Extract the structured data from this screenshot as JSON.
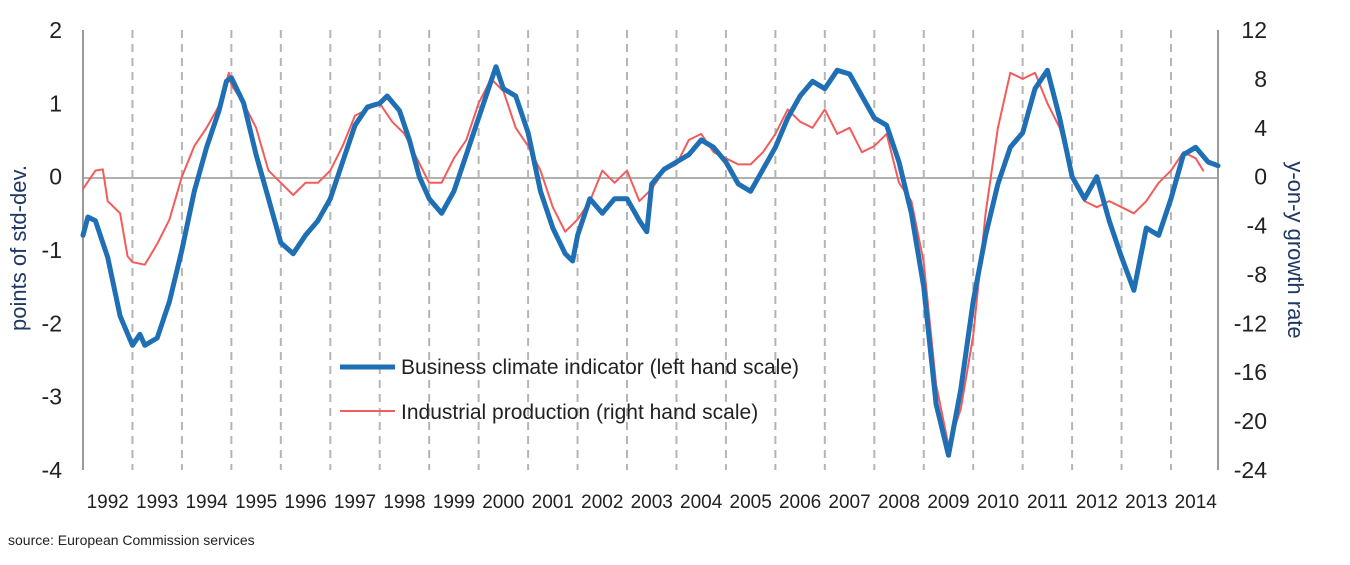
{
  "chart_data": {
    "type": "line",
    "ylabel_left": "points of std-dev.",
    "ylabel_right": "y-on-y growth rate",
    "y_left_ticks": [
      "-4",
      "-3",
      "-2",
      "-1",
      "0",
      "1",
      "2"
    ],
    "y_right_ticks": [
      "-24",
      "-20",
      "-16",
      "-12",
      "-8",
      "-4",
      "0",
      "4",
      "8",
      "12"
    ],
    "ylim_left": [
      -4,
      2
    ],
    "ylim_right": [
      -24,
      12
    ],
    "x_tick_labels": [
      "1992",
      "1993",
      "1994",
      "1995",
      "1996",
      "1997",
      "1998",
      "1999",
      "2000",
      "2001",
      "2002",
      "2003",
      "2004",
      "2005",
      "2006",
      "2007",
      "2008",
      "2009",
      "2010",
      "2011",
      "2012",
      "2013",
      "2014"
    ],
    "xlim": [
      1991.0,
      2013.95
    ],
    "grid": "vertical dashed lines at year boundaries",
    "legend_position": "center",
    "series": [
      {
        "name": "Business climate indicator (left hand scale)",
        "axis": "left",
        "color": "#1f6fb5",
        "points": [
          [
            1991.0,
            -0.8
          ],
          [
            1991.1,
            -0.55
          ],
          [
            1991.25,
            -0.6
          ],
          [
            1991.5,
            -1.1
          ],
          [
            1991.75,
            -1.9
          ],
          [
            1992.0,
            -2.3
          ],
          [
            1992.15,
            -2.15
          ],
          [
            1992.25,
            -2.3
          ],
          [
            1992.5,
            -2.2
          ],
          [
            1992.75,
            -1.7
          ],
          [
            1993.0,
            -1.0
          ],
          [
            1993.25,
            -0.2
          ],
          [
            1993.5,
            0.4
          ],
          [
            1993.75,
            0.9
          ],
          [
            1993.9,
            1.3
          ],
          [
            1994.0,
            1.35
          ],
          [
            1994.25,
            1.0
          ],
          [
            1994.5,
            0.3
          ],
          [
            1994.75,
            -0.3
          ],
          [
            1995.0,
            -0.9
          ],
          [
            1995.25,
            -1.05
          ],
          [
            1995.5,
            -0.8
          ],
          [
            1995.75,
            -0.6
          ],
          [
            1996.0,
            -0.3
          ],
          [
            1996.25,
            0.2
          ],
          [
            1996.5,
            0.7
          ],
          [
            1996.75,
            0.95
          ],
          [
            1997.0,
            1.0
          ],
          [
            1997.15,
            1.1
          ],
          [
            1997.4,
            0.9
          ],
          [
            1997.6,
            0.5
          ],
          [
            1997.8,
            0.0
          ],
          [
            1998.0,
            -0.3
          ],
          [
            1998.25,
            -0.5
          ],
          [
            1998.5,
            -0.2
          ],
          [
            1998.75,
            0.3
          ],
          [
            1999.0,
            0.8
          ],
          [
            1999.25,
            1.3
          ],
          [
            1999.35,
            1.5
          ],
          [
            1999.5,
            1.2
          ],
          [
            1999.75,
            1.1
          ],
          [
            2000.0,
            0.6
          ],
          [
            2000.25,
            -0.2
          ],
          [
            2000.5,
            -0.7
          ],
          [
            2000.75,
            -1.05
          ],
          [
            2000.9,
            -1.15
          ],
          [
            2001.0,
            -0.8
          ],
          [
            2001.25,
            -0.3
          ],
          [
            2001.5,
            -0.5
          ],
          [
            2001.75,
            -0.3
          ],
          [
            2002.0,
            -0.3
          ],
          [
            2002.25,
            -0.6
          ],
          [
            2002.4,
            -0.75
          ],
          [
            2002.5,
            -0.1
          ],
          [
            2002.75,
            0.1
          ],
          [
            2003.0,
            0.2
          ],
          [
            2003.25,
            0.3
          ],
          [
            2003.5,
            0.5
          ],
          [
            2003.75,
            0.4
          ],
          [
            2004.0,
            0.2
          ],
          [
            2004.25,
            -0.1
          ],
          [
            2004.5,
            -0.2
          ],
          [
            2004.75,
            0.1
          ],
          [
            2005.0,
            0.4
          ],
          [
            2005.25,
            0.8
          ],
          [
            2005.5,
            1.1
          ],
          [
            2005.75,
            1.3
          ],
          [
            2006.0,
            1.2
          ],
          [
            2006.25,
            1.45
          ],
          [
            2006.5,
            1.4
          ],
          [
            2006.75,
            1.1
          ],
          [
            2007.0,
            0.8
          ],
          [
            2007.25,
            0.7
          ],
          [
            2007.5,
            0.2
          ],
          [
            2007.75,
            -0.5
          ],
          [
            2008.0,
            -1.5
          ],
          [
            2008.25,
            -3.1
          ],
          [
            2008.5,
            -3.8
          ],
          [
            2008.75,
            -2.9
          ],
          [
            2009.0,
            -1.7
          ],
          [
            2009.25,
            -0.8
          ],
          [
            2009.5,
            -0.1
          ],
          [
            2009.75,
            0.4
          ],
          [
            2010.0,
            0.6
          ],
          [
            2010.25,
            1.2
          ],
          [
            2010.5,
            1.45
          ],
          [
            2010.75,
            0.8
          ],
          [
            2011.0,
            0.0
          ],
          [
            2011.25,
            -0.3
          ],
          [
            2011.5,
            0.0
          ],
          [
            2011.75,
            -0.6
          ],
          [
            2012.0,
            -1.1
          ],
          [
            2012.25,
            -1.55
          ],
          [
            2012.5,
            -0.7
          ],
          [
            2012.75,
            -0.8
          ],
          [
            2013.0,
            -0.3
          ],
          [
            2013.25,
            0.3
          ],
          [
            2013.5,
            0.4
          ],
          [
            2013.75,
            0.2
          ],
          [
            2013.95,
            0.15
          ]
        ]
      },
      {
        "name": "Industrial production (right hand scale)",
        "axis": "right",
        "color": "#f25c5c",
        "points": [
          [
            1991.0,
            -1.0
          ],
          [
            1991.25,
            0.5
          ],
          [
            1991.4,
            0.6
          ],
          [
            1991.5,
            -2.0
          ],
          [
            1991.75,
            -3.0
          ],
          [
            1991.9,
            -6.5
          ],
          [
            1992.0,
            -7.0
          ],
          [
            1992.25,
            -7.2
          ],
          [
            1992.5,
            -5.5
          ],
          [
            1992.75,
            -3.5
          ],
          [
            1993.0,
            0.0
          ],
          [
            1993.25,
            2.5
          ],
          [
            1993.5,
            4.0
          ],
          [
            1993.75,
            5.8
          ],
          [
            1993.95,
            8.5
          ],
          [
            1994.0,
            7.5
          ],
          [
            1994.25,
            6.0
          ],
          [
            1994.5,
            4.0
          ],
          [
            1994.75,
            0.5
          ],
          [
            1995.0,
            -0.5
          ],
          [
            1995.25,
            -1.5
          ],
          [
            1995.5,
            -0.5
          ],
          [
            1995.75,
            -0.5
          ],
          [
            1996.0,
            0.5
          ],
          [
            1996.25,
            2.5
          ],
          [
            1996.5,
            5.0
          ],
          [
            1996.75,
            5.5
          ],
          [
            1997.0,
            6.0
          ],
          [
            1997.25,
            4.5
          ],
          [
            1997.5,
            3.5
          ],
          [
            1997.75,
            1.5
          ],
          [
            1998.0,
            -0.5
          ],
          [
            1998.25,
            -0.5
          ],
          [
            1998.5,
            1.5
          ],
          [
            1998.75,
            3.0
          ],
          [
            1999.0,
            6.0
          ],
          [
            1999.25,
            8.0
          ],
          [
            1999.5,
            7.0
          ],
          [
            1999.75,
            4.0
          ],
          [
            2000.0,
            2.5
          ],
          [
            2000.25,
            0.5
          ],
          [
            2000.5,
            -2.5
          ],
          [
            2000.75,
            -4.5
          ],
          [
            2001.0,
            -3.5
          ],
          [
            2001.25,
            -2.0
          ],
          [
            2001.5,
            0.5
          ],
          [
            2001.75,
            -0.5
          ],
          [
            2002.0,
            0.5
          ],
          [
            2002.25,
            -2.0
          ],
          [
            2002.5,
            -1.0
          ],
          [
            2002.75,
            0.5
          ],
          [
            2003.0,
            1.0
          ],
          [
            2003.25,
            3.0
          ],
          [
            2003.5,
            3.5
          ],
          [
            2003.75,
            2.0
          ],
          [
            2004.0,
            1.5
          ],
          [
            2004.25,
            1.0
          ],
          [
            2004.5,
            1.0
          ],
          [
            2004.75,
            2.0
          ],
          [
            2005.0,
            3.5
          ],
          [
            2005.25,
            5.5
          ],
          [
            2005.5,
            4.5
          ],
          [
            2005.75,
            4.0
          ],
          [
            2006.0,
            5.5
          ],
          [
            2006.25,
            3.5
          ],
          [
            2006.5,
            4.0
          ],
          [
            2006.75,
            2.0
          ],
          [
            2007.0,
            2.5
          ],
          [
            2007.25,
            3.5
          ],
          [
            2007.5,
            -0.5
          ],
          [
            2007.75,
            -2.0
          ],
          [
            2008.0,
            -7.0
          ],
          [
            2008.25,
            -17.0
          ],
          [
            2008.5,
            -22.0
          ],
          [
            2008.75,
            -19.0
          ],
          [
            2009.0,
            -13.0
          ],
          [
            2009.25,
            -3.0
          ],
          [
            2009.5,
            4.0
          ],
          [
            2009.75,
            8.5
          ],
          [
            2010.0,
            8.0
          ],
          [
            2010.25,
            8.5
          ],
          [
            2010.5,
            6.0
          ],
          [
            2010.75,
            4.0
          ],
          [
            2011.0,
            0.0
          ],
          [
            2011.25,
            -2.0
          ],
          [
            2011.5,
            -2.5
          ],
          [
            2011.75,
            -2.0
          ],
          [
            2012.0,
            -2.5
          ],
          [
            2012.25,
            -3.0
          ],
          [
            2012.5,
            -2.0
          ],
          [
            2012.75,
            -0.5
          ],
          [
            2013.0,
            0.5
          ],
          [
            2013.25,
            2.0
          ],
          [
            2013.5,
            1.5
          ],
          [
            2013.65,
            0.5
          ]
        ]
      }
    ]
  },
  "source_note": "source: European Commission services"
}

EXERCISE GOAL: Check each line of the records for the word "scale" and extract those that contain it.

RESPONSE TO THIS TASK:
        "name": "Business climate indicator (left hand scale)",
        "name": "Industrial production (right hand scale)",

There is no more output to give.